## EXERCISE INSTRUCTIONS
Give the records back in full, exactly as they read.

== == ==

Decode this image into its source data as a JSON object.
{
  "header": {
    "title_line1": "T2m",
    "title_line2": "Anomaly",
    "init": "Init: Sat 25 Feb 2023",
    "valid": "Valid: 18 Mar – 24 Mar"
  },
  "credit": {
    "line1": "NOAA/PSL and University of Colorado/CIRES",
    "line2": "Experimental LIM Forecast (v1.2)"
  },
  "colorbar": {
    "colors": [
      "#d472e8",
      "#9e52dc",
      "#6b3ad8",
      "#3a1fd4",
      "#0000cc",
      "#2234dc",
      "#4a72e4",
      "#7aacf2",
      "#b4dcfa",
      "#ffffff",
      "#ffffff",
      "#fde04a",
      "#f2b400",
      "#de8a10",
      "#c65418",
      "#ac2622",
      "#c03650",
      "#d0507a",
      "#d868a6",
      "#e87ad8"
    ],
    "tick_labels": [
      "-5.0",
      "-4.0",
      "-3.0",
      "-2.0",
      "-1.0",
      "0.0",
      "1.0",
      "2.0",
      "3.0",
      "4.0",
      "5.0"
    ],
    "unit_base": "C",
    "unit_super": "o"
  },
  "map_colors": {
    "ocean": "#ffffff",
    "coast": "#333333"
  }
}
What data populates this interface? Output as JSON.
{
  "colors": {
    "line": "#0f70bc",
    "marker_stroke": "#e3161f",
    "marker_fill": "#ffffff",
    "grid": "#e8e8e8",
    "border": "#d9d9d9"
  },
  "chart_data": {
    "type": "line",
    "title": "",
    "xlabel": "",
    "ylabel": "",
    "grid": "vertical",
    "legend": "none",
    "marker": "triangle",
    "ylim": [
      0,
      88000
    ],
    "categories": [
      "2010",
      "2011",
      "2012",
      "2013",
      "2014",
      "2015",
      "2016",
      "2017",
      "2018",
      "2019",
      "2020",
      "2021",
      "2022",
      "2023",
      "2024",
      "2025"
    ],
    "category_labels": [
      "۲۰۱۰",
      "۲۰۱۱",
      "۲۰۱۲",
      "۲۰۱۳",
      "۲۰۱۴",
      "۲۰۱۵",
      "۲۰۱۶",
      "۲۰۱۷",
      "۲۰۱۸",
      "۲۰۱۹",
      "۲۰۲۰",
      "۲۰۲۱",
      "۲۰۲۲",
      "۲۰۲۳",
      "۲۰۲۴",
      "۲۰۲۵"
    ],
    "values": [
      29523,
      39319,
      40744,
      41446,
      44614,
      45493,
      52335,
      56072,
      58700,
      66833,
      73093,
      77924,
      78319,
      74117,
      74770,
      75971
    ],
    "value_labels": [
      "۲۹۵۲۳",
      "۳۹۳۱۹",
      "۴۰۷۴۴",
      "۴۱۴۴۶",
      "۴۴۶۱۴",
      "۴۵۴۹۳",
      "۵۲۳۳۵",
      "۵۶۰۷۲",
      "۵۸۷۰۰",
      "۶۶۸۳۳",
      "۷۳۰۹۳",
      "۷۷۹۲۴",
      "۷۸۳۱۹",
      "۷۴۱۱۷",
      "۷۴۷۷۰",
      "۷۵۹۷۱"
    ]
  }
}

== == ==

## EXERCISE RESULT
Decode this image into its source data as a JSON object.
{
  "header": {
    "title_line1": "T2m",
    "title_line2": "Anomaly",
    "init": "Init: Sat 25 Feb 2023",
    "valid": "Valid: 18 Mar – 24 Mar"
  },
  "credit": {
    "line1": "NOAA/PSL and University of Colorado/CIRES",
    "line2": "Experimental LIM Forecast (v1.2)"
  },
  "colorbar": {
    "colors": [
      "#d472e8",
      "#9e52dc",
      "#6b3ad8",
      "#3a1fd4",
      "#0000cc",
      "#2234dc",
      "#4a72e4",
      "#7aacf2",
      "#b4dcfa",
      "#ffffff",
      "#ffffff",
      "#fde04a",
      "#f2b400",
      "#de8a10",
      "#c65418",
      "#ac2622",
      "#c03650",
      "#d0507a",
      "#d868a6",
      "#e87ad8"
    ],
    "tick_labels": [
      "-5.0",
      "-4.0",
      "-3.0",
      "-2.0",
      "-1.0",
      "0.0",
      "1.0",
      "2.0",
      "3.0",
      "4.0",
      "5.0"
    ],
    "unit_base": "C",
    "unit_super": "o"
  },
  "map_colors": {
    "ocean": "#ffffff",
    "coast": "#333333"
  }
}
What data populates this interface? Output as JSON.
{
  "colors": {
    "line": "#0f70bc",
    "marker_stroke": "#e3161f",
    "marker_fill": "#ffffff",
    "grid": "#e8e8e8",
    "border": "#d9d9d9"
  },
  "chart_data": {
    "type": "line",
    "title": "",
    "xlabel": "",
    "ylabel": "",
    "grid": "vertical",
    "legend": "none",
    "marker": "triangle",
    "ylim": [
      0,
      88000
    ],
    "categories": [
      "2010",
      "2011",
      "2012",
      "2013",
      "2014",
      "2015",
      "2016",
      "2017",
      "2018",
      "2019",
      "2020",
      "2021",
      "2022",
      "2023",
      "2024",
      "2025"
    ],
    "category_labels": [
      "۲۰۱۰",
      "۲۰۱۱",
      "۲۰۱۲",
      "۲۰۱۳",
      "۲۰۱۴",
      "۲۰۱۵",
      "۲۰۱۶",
      "۲۰۱۷",
      "۲۰۱۸",
      "۲۰۱۹",
      "۲۰۲۰",
      "۲۰۲۱",
      "۲۰۲۲",
      "۲۰۲۳",
      "۲۰۲۴",
      "۲۰۲۵"
    ],
    "values": [
      29523,
      39319,
      40744,
      41446,
      44614,
      45493,
      52335,
      56072,
      58700,
      66833,
      73093,
      77924,
      78319,
      74117,
      74770,
      75971
    ],
    "value_labels": [
      "۲۹۵۲۳",
      "۳۹۳۱۹",
      "۴۰۷۴۴",
      "۴۱۴۴۶",
      "۴۴۶۱۴",
      "۴۵۴۹۳",
      "۵۲۳۳۵",
      "۵۶۰۷۲",
      "۵۸۷۰۰",
      "۶۶۸۳۳",
      "۷۳۰۹۳",
      "۷۷۹۲۴",
      "۷۸۳۱۹",
      "۷۴۱۱۷",
      "۷۴۷۷۰",
      "۷۵۹۷۱"
    ]
  }
}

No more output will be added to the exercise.